>>>>

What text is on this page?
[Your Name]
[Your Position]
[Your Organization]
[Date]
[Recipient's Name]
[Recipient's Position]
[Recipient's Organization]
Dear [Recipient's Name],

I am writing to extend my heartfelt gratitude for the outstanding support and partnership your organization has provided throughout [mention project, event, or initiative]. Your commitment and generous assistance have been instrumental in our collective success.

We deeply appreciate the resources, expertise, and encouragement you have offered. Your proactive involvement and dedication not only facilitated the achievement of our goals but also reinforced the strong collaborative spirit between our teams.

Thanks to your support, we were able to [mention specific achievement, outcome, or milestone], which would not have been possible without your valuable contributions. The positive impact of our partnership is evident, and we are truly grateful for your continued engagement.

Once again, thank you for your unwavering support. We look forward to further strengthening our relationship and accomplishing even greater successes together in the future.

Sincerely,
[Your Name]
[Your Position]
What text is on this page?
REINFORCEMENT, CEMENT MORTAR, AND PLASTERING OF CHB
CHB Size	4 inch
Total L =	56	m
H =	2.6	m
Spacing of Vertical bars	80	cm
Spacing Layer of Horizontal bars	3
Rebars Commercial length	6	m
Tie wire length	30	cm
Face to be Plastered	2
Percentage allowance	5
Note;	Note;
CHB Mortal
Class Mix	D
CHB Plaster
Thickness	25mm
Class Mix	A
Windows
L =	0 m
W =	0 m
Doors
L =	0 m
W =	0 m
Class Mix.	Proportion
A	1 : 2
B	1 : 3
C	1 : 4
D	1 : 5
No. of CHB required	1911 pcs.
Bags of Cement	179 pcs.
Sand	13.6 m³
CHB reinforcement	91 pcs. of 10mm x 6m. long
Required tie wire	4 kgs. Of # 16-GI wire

<<<<
>>>>

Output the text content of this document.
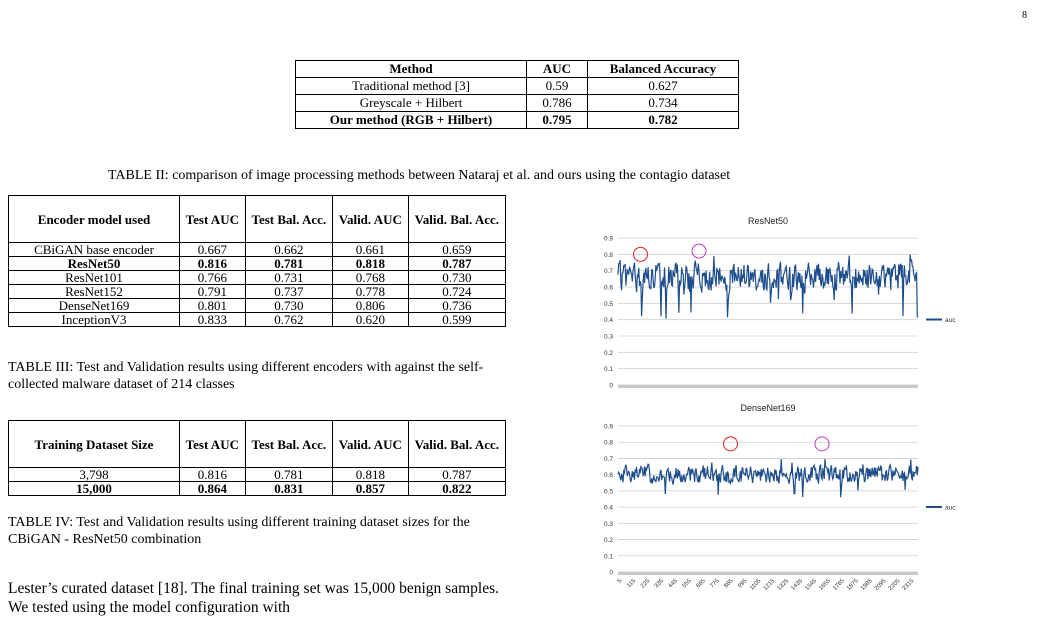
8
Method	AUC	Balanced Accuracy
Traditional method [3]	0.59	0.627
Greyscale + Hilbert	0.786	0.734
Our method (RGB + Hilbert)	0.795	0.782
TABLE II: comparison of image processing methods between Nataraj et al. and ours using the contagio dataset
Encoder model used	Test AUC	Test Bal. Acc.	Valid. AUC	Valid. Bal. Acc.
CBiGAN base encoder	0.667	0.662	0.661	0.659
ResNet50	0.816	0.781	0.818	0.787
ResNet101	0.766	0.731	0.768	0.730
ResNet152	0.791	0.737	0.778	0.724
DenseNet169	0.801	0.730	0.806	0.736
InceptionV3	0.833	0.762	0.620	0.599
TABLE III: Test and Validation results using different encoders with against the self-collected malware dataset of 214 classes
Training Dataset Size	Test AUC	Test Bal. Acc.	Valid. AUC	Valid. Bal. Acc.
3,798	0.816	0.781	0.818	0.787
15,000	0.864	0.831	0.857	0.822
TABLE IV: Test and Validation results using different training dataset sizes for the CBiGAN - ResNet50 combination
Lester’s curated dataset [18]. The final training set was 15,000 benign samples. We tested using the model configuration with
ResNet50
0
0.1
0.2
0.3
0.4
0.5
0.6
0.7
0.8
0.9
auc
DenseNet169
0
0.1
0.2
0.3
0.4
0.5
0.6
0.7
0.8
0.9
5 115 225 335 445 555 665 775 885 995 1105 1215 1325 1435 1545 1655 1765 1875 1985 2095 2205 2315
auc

<<<<
>>>>

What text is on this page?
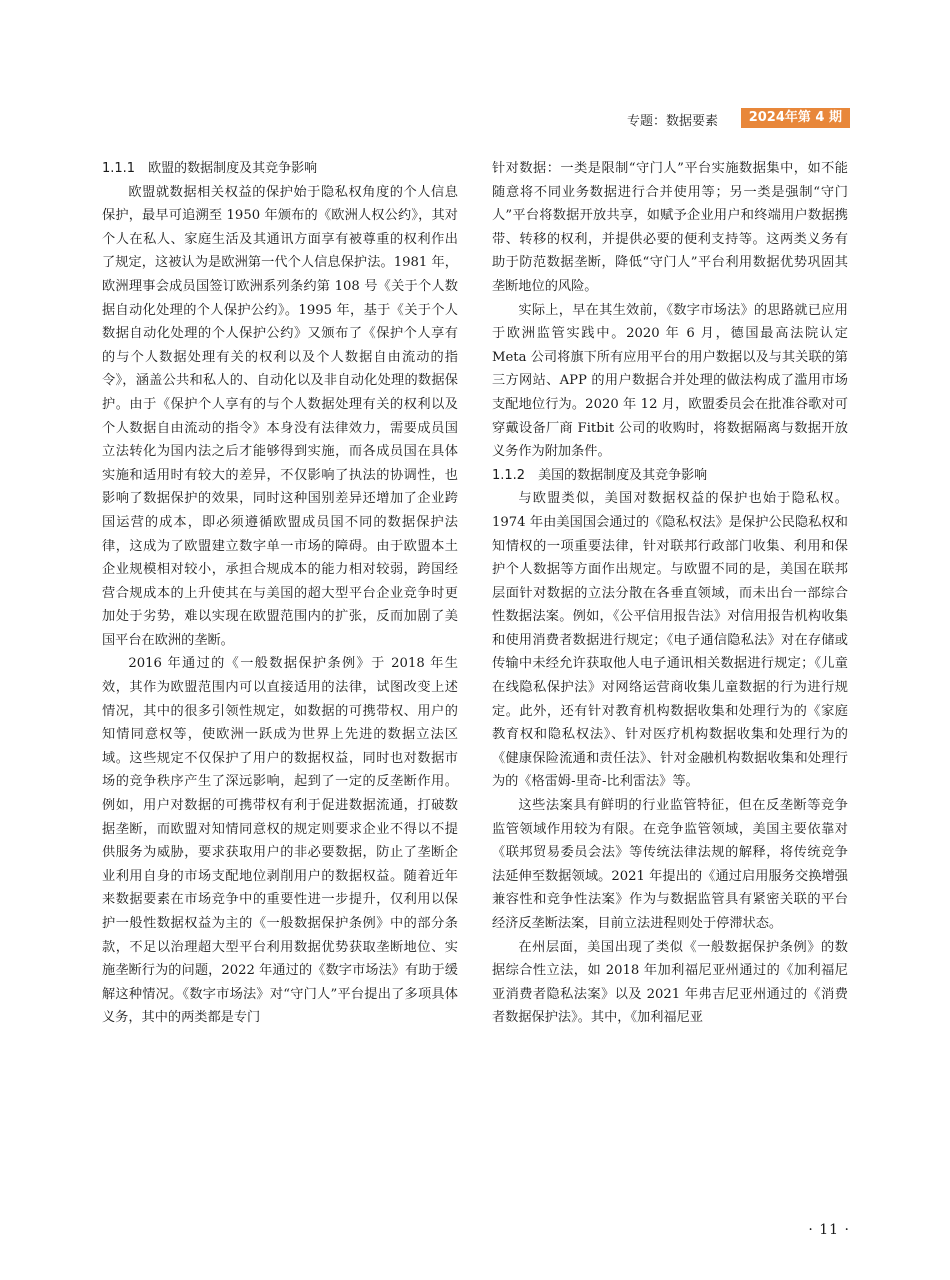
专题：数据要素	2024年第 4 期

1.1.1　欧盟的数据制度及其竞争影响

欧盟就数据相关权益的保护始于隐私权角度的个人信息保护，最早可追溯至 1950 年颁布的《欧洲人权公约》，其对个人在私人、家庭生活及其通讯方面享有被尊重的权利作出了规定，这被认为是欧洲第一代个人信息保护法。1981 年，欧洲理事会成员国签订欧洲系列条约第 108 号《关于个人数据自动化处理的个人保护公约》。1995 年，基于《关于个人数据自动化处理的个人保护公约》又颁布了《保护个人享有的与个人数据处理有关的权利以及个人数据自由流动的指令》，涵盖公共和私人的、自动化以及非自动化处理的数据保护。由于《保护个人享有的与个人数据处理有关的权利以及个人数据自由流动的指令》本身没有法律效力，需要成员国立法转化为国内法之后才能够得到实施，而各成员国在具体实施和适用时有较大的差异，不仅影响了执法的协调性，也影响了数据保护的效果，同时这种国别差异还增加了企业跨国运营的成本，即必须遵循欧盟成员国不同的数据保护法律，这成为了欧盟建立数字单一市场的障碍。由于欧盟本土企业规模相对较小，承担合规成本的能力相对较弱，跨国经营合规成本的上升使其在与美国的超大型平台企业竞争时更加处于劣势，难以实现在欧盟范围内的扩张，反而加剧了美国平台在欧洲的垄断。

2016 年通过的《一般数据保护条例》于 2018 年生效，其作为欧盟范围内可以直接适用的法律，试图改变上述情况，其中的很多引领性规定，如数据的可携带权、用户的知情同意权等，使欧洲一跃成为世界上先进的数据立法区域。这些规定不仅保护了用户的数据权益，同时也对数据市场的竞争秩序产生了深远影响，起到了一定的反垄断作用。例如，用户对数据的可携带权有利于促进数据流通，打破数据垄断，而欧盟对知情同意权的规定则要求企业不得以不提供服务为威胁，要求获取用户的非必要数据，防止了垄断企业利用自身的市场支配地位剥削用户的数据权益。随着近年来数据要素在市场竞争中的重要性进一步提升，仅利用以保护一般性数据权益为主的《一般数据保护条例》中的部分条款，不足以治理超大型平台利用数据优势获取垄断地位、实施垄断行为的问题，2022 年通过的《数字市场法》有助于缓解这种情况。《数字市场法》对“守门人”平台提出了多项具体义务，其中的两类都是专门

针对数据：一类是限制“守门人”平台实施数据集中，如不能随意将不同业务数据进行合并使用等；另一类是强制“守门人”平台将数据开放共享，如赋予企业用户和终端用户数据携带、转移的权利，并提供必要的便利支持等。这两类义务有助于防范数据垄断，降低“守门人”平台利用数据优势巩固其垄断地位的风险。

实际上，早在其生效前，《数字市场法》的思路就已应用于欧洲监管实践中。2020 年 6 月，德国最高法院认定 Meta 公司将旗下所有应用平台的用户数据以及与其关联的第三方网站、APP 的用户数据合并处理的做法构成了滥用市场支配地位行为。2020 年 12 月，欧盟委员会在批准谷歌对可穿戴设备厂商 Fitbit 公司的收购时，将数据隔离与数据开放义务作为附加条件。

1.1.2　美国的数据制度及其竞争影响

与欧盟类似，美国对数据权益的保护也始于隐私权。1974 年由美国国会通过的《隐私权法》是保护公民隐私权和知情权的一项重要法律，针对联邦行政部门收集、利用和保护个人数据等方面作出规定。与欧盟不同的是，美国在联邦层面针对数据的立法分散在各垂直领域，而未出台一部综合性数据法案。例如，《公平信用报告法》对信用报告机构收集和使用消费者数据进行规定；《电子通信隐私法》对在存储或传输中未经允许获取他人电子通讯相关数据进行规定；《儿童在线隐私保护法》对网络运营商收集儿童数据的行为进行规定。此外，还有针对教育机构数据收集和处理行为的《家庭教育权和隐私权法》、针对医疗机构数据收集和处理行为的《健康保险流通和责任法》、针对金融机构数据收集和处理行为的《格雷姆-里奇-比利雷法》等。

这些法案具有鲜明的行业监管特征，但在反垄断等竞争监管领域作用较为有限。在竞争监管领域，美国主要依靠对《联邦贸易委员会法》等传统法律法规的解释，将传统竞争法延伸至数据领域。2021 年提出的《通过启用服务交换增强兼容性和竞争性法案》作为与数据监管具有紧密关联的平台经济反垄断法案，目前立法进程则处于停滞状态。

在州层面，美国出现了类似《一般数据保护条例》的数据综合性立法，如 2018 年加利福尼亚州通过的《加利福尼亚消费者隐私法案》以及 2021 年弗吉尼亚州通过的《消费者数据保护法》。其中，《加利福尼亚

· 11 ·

<<<<

__What is required__.
Check every line for "length" and show the ones that have it.

__Answer in full__.
Rebars Commercial length	6	m
Tie wire length	30	cm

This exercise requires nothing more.